===== Stored records

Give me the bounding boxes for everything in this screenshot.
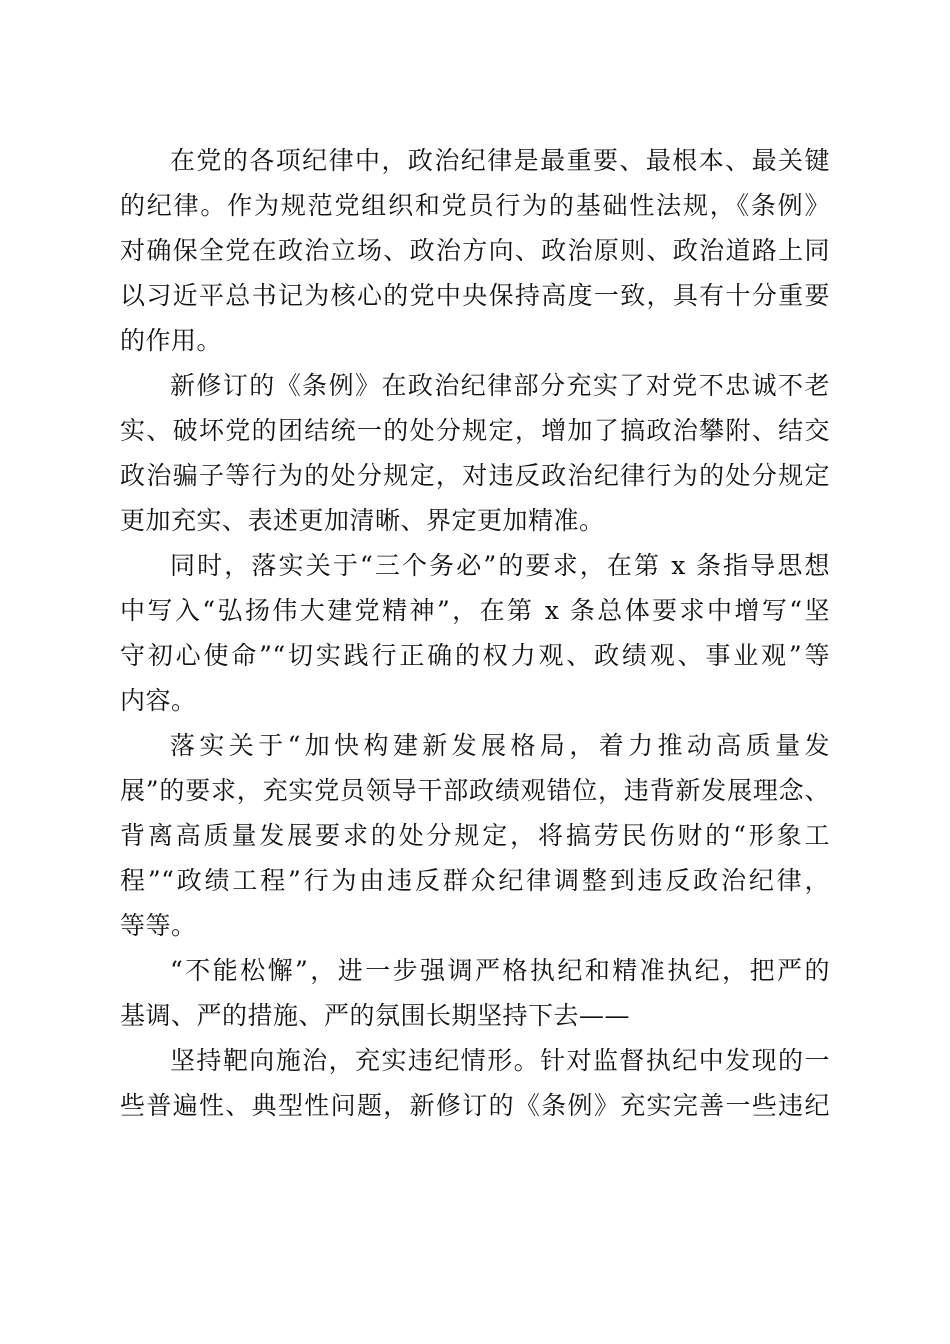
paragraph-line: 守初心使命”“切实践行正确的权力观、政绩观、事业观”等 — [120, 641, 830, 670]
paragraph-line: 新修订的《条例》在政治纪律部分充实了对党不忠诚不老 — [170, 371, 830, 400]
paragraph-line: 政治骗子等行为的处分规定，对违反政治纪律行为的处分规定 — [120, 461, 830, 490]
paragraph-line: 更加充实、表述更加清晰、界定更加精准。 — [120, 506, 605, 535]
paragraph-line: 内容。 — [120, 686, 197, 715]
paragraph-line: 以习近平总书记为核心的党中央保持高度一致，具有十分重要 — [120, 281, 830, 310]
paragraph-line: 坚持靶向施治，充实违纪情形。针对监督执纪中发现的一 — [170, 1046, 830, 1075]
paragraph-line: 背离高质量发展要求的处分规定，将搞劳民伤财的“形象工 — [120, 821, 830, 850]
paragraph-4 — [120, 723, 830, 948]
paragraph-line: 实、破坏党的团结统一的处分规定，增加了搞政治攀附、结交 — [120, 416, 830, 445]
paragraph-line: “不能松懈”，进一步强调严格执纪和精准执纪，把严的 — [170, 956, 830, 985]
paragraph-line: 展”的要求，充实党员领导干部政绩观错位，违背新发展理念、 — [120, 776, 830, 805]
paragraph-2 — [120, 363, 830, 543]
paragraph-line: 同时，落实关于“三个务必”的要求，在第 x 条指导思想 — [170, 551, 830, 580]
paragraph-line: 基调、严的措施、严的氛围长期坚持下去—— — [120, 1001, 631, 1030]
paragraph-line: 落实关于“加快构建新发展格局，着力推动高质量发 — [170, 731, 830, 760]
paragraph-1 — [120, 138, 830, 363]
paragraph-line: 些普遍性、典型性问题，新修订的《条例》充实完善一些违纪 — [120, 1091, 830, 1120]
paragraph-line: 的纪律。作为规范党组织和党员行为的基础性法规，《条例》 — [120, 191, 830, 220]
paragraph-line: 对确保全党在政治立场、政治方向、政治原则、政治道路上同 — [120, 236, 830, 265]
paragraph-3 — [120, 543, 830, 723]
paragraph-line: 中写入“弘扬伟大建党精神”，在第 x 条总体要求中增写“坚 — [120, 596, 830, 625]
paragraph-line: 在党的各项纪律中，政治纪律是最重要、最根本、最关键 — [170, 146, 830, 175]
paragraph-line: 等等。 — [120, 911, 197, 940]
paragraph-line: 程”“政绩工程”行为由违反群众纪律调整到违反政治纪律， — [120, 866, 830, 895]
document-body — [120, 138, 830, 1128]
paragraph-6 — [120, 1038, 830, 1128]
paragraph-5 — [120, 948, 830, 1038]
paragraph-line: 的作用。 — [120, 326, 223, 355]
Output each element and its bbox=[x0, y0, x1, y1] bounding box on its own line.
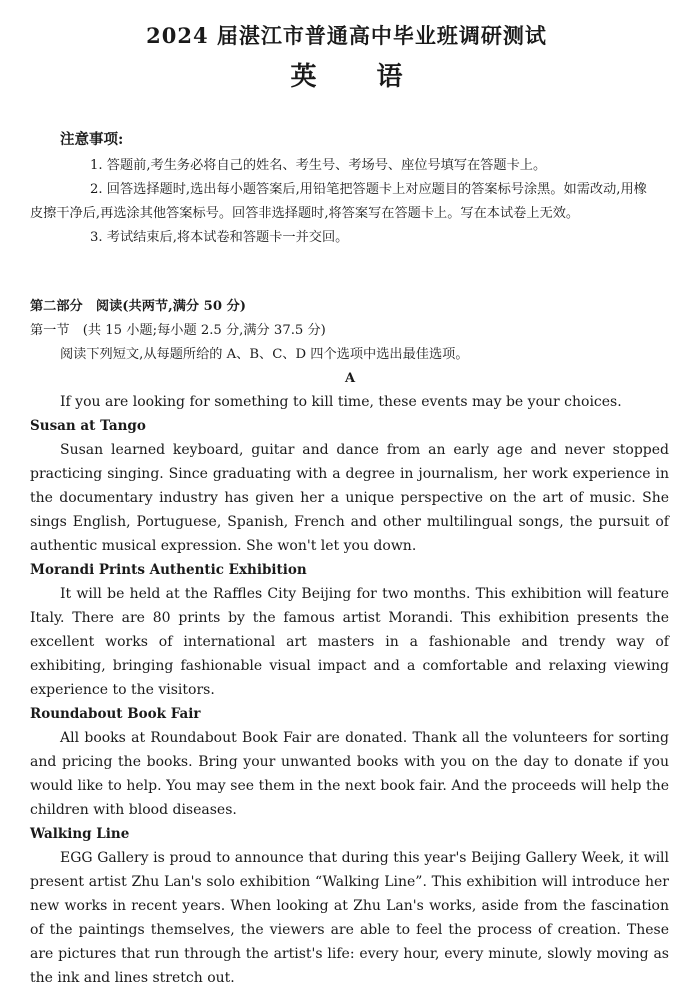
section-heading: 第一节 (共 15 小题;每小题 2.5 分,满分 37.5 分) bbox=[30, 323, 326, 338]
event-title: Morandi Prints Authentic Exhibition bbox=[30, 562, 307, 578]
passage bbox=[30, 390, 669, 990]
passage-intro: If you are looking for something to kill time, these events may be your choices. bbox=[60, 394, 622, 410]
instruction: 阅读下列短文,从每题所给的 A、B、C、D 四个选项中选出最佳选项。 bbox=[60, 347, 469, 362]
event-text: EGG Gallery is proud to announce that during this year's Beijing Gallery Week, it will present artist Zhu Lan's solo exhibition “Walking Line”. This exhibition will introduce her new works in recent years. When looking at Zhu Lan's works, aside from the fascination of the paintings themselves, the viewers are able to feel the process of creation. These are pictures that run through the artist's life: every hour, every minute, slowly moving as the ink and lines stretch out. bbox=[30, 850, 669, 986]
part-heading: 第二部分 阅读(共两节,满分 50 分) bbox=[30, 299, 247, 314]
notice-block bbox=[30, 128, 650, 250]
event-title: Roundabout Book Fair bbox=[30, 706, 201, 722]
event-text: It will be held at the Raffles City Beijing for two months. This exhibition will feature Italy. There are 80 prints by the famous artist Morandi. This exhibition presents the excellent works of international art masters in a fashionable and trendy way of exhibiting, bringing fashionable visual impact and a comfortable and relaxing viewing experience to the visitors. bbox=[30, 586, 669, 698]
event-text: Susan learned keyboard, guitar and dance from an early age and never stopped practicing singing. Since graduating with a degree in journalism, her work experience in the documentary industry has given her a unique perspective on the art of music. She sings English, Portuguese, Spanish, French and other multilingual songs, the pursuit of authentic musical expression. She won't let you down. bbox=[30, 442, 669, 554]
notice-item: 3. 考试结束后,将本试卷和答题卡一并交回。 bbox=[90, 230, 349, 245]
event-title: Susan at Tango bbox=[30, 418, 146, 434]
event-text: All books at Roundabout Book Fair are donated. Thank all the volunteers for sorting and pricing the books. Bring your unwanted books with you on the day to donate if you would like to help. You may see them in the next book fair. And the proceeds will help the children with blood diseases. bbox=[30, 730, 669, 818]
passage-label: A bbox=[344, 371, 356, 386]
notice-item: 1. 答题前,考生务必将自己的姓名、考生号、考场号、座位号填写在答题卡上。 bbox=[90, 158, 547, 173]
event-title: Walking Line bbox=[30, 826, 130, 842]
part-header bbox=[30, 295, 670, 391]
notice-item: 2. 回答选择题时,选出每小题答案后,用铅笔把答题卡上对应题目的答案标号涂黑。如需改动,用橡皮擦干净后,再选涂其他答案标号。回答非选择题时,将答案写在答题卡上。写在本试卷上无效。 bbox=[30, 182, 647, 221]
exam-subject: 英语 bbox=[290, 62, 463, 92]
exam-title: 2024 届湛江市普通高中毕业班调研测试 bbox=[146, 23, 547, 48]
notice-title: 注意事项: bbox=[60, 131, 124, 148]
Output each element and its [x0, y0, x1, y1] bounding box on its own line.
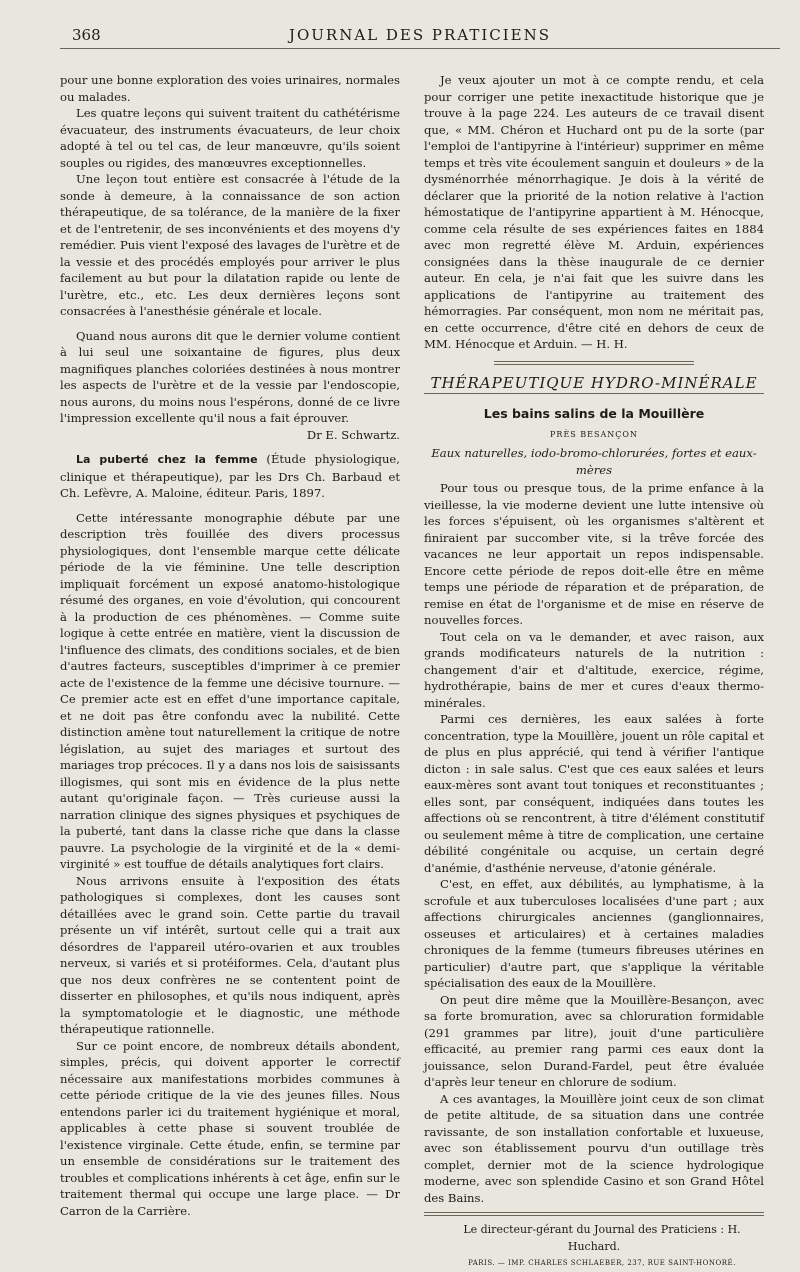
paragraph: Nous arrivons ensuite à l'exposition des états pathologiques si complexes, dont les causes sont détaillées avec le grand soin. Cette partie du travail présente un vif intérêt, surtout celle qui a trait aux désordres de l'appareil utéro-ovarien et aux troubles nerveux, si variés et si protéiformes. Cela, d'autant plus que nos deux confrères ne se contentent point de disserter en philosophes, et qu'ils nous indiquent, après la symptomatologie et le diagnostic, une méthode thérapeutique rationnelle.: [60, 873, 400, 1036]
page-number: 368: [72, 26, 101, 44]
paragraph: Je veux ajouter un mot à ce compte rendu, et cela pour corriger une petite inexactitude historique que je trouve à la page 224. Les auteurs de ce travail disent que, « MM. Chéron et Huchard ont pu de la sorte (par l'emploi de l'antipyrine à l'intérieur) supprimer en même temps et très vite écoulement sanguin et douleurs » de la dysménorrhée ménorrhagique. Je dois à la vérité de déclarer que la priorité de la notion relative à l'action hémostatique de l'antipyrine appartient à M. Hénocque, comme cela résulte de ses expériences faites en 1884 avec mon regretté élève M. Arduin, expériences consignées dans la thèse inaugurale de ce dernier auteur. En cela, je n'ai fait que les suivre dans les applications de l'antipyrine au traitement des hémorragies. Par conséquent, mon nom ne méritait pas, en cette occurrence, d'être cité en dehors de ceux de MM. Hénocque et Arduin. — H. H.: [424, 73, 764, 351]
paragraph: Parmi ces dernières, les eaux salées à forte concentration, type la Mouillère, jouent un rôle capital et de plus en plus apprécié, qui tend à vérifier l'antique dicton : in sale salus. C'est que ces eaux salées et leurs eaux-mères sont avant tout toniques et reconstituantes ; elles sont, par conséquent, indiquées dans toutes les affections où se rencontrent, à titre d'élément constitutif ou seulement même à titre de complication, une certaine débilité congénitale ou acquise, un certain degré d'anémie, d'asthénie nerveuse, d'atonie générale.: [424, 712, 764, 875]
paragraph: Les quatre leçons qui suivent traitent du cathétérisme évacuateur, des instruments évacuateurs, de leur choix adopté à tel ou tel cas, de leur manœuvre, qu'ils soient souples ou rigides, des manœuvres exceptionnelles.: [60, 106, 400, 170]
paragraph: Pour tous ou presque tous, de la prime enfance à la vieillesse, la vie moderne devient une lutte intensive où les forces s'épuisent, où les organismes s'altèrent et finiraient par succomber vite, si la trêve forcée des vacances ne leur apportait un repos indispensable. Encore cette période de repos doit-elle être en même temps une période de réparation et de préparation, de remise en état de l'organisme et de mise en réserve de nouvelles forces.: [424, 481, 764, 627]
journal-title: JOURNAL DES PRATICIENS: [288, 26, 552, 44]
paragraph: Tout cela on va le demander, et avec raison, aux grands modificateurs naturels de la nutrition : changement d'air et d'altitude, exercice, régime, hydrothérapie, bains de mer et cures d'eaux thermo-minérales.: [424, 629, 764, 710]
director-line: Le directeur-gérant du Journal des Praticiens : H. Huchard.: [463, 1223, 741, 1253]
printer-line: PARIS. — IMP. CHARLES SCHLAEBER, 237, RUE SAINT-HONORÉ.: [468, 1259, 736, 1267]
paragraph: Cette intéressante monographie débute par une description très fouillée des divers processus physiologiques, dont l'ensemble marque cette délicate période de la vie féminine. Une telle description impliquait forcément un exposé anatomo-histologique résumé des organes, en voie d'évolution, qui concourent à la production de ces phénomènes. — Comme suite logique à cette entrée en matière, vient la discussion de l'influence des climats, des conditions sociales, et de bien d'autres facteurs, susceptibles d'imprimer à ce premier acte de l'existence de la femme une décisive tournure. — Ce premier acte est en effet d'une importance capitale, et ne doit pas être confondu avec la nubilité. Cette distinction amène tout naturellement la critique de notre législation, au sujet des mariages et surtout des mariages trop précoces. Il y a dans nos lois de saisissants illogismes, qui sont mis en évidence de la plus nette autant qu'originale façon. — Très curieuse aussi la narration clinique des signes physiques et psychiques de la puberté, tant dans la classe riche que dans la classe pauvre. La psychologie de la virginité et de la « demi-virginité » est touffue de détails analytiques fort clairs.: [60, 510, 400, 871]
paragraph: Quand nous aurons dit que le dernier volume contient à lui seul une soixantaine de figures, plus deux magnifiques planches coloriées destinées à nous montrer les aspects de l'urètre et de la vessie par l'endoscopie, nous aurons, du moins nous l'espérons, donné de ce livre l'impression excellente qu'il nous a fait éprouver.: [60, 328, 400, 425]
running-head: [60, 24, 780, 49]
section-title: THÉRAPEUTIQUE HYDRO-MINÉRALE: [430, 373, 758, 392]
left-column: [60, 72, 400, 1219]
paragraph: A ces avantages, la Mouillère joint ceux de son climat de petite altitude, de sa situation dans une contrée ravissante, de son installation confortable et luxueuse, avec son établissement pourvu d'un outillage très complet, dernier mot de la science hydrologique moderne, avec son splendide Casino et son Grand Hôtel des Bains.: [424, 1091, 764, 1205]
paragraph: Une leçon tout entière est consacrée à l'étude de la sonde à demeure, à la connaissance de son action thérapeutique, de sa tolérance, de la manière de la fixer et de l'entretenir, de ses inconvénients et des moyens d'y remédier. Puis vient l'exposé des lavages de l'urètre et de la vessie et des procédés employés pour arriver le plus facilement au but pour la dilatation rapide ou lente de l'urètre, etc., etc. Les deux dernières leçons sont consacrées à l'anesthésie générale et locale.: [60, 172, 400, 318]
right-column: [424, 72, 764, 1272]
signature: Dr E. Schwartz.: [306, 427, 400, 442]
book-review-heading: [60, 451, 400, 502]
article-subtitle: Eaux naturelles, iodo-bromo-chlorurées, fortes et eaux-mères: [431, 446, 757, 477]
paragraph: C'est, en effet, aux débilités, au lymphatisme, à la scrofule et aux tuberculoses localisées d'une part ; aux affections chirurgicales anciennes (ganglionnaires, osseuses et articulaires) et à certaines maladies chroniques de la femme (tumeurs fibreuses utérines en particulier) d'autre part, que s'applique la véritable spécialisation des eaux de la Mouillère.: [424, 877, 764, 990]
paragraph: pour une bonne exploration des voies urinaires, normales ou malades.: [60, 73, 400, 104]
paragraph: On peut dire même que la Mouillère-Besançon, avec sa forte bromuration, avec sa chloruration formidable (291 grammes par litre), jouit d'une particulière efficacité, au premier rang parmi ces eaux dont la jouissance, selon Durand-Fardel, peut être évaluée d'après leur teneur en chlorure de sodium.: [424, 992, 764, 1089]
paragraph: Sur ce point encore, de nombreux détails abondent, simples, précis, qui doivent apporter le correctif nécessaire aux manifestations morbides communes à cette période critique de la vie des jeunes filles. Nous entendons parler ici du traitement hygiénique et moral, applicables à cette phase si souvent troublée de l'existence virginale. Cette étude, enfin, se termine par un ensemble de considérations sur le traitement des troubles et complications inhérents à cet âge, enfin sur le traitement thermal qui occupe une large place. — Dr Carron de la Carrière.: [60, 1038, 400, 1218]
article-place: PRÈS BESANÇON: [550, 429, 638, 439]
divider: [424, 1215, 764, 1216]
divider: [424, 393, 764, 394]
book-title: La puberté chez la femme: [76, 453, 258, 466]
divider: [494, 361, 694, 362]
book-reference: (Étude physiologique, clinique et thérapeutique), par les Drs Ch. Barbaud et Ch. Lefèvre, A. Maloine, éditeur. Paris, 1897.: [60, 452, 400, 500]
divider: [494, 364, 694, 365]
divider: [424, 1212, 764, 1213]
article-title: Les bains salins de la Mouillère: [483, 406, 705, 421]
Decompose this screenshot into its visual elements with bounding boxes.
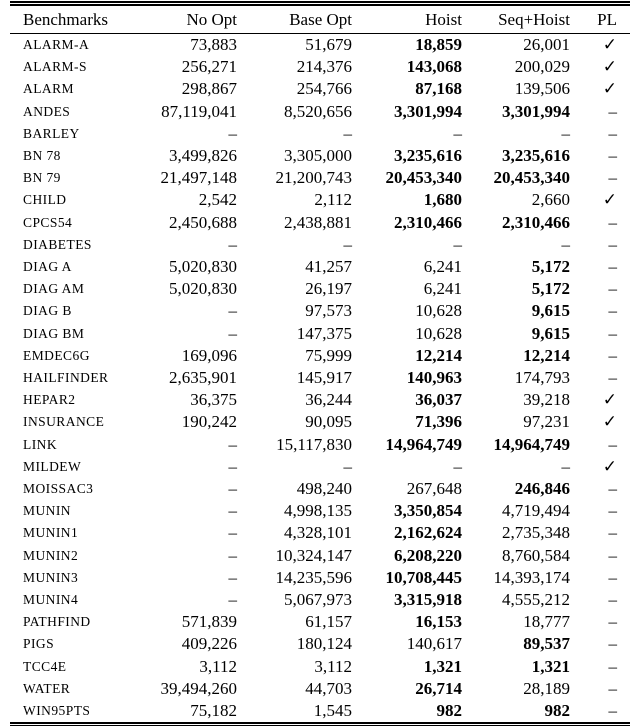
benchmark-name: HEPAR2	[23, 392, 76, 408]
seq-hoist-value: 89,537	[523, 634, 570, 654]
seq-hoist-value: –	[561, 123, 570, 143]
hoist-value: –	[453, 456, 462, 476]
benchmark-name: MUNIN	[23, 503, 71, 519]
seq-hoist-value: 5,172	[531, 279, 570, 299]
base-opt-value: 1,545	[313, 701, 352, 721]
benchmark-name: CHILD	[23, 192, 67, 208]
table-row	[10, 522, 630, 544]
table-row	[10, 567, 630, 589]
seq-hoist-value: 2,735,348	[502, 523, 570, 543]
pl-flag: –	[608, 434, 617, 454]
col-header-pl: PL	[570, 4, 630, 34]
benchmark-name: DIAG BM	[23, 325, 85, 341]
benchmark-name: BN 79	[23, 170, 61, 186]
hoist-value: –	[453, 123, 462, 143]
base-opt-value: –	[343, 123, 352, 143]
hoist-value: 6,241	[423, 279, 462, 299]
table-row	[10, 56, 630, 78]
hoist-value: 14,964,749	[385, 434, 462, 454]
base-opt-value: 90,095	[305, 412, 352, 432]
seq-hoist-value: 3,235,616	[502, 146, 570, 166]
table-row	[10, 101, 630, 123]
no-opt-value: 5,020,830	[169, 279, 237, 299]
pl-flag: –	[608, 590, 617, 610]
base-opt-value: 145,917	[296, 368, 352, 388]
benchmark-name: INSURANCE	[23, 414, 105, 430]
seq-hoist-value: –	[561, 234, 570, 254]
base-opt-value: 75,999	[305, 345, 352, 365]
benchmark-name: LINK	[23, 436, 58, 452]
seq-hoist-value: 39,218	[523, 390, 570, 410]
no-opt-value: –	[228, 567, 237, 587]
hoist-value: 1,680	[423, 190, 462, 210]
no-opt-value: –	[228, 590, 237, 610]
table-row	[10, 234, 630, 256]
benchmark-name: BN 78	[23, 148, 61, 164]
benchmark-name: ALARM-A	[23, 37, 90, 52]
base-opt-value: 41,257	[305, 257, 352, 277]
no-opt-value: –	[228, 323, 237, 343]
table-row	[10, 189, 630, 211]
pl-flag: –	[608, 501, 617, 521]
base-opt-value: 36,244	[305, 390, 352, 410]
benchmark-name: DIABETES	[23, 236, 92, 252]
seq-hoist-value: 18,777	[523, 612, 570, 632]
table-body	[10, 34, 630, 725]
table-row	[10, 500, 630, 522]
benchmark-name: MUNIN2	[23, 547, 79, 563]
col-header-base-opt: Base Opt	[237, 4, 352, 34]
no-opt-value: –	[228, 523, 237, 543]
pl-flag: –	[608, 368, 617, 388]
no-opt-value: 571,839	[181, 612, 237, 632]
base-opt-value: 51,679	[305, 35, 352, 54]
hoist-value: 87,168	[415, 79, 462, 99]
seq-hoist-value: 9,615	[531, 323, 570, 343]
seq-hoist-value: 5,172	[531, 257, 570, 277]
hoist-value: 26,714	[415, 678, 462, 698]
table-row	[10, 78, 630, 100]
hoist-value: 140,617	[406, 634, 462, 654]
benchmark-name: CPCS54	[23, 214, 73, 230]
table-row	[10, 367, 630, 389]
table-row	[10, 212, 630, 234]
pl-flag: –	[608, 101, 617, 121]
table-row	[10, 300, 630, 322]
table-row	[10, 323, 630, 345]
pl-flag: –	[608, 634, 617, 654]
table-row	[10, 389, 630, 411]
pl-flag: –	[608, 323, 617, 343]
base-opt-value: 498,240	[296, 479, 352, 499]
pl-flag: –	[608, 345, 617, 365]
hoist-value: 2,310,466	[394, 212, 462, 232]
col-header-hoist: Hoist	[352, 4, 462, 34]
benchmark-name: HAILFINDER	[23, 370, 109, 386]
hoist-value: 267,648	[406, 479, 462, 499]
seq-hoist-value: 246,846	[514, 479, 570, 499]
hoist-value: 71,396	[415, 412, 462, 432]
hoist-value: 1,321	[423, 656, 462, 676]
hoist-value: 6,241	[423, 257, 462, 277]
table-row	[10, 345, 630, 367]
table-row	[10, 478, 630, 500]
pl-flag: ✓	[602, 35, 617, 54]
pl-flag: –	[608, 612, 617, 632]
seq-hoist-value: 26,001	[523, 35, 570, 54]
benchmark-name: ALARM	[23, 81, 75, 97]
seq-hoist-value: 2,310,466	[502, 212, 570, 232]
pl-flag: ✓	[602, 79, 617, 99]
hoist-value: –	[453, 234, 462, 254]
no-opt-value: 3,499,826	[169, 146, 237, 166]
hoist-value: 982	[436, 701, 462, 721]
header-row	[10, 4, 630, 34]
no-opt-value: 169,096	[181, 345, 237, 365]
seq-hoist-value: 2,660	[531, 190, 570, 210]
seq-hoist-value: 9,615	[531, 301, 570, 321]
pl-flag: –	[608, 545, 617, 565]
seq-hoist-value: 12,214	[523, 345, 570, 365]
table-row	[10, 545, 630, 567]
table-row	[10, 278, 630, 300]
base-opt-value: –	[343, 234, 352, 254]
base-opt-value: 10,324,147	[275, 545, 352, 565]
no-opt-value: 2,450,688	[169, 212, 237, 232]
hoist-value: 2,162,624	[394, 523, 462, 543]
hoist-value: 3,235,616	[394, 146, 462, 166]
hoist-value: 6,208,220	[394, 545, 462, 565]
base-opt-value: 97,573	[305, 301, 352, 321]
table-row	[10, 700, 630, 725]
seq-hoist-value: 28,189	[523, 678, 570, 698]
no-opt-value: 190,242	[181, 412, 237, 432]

==========

[Task description]: Copy the rows above without alteration, starting at the line containing "392, 76, 408]" and ending after the line containing "236, 92, 252]".

[Reply to the task]:
benchmark-name: HEPAR2	[23, 392, 76, 408]
seq-hoist-value: 89,537	[523, 634, 570, 654]
seq-hoist-value: –	[561, 123, 570, 143]
hoist-value: –	[453, 456, 462, 476]
benchmark-name: MUNIN	[23, 503, 71, 519]
seq-hoist-value: 5,172	[531, 279, 570, 299]
base-opt-value: 1,545	[313, 701, 352, 721]
benchmark-name: CHILD	[23, 192, 67, 208]
table-row	[10, 522, 630, 544]
table-row	[10, 567, 630, 589]
seq-hoist-value: 2,735,348	[502, 523, 570, 543]
pl-flag: –	[608, 434, 617, 454]
col-header-pl: PL	[570, 4, 630, 34]
benchmark-name: DIAG BM	[23, 325, 85, 341]
benchmark-name: BN 79	[23, 170, 61, 186]
hoist-value: –	[453, 123, 462, 143]
base-opt-value: –	[343, 123, 352, 143]
hoist-value: 6,241	[423, 279, 462, 299]
table-row	[10, 56, 630, 78]
hoist-value: 14,964,749	[385, 434, 462, 454]
base-opt-value: 90,095	[305, 412, 352, 432]
seq-hoist-value: 3,235,616	[502, 146, 570, 166]
table-row	[10, 101, 630, 123]
no-opt-value: 5,020,830	[169, 279, 237, 299]
pl-flag: –	[608, 590, 617, 610]
base-opt-value: 145,917	[296, 368, 352, 388]
benchmark-name: INSURANCE	[23, 414, 105, 430]
seq-hoist-value: –	[561, 234, 570, 254]
base-opt-value: 75,999	[305, 345, 352, 365]
benchmark-name: LINK	[23, 436, 58, 452]
seq-hoist-value: 39,218	[523, 390, 570, 410]
no-opt-value: –	[228, 567, 237, 587]
hoist-value: 1,680	[423, 190, 462, 210]
no-opt-value: –	[228, 590, 237, 610]
table-row	[10, 234, 630, 256]
benchmark-name: BN 78	[23, 148, 61, 164]
benchmark-name: ALARM-A	[23, 37, 90, 52]
base-opt-value: 41,257	[305, 257, 352, 277]
no-opt-value: –	[228, 323, 237, 343]
table-row	[10, 189, 630, 211]
pl-flag: –	[608, 501, 617, 521]
base-opt-value: 36,244	[305, 390, 352, 410]
benchmark-name: DIABETES	[23, 236, 92, 252]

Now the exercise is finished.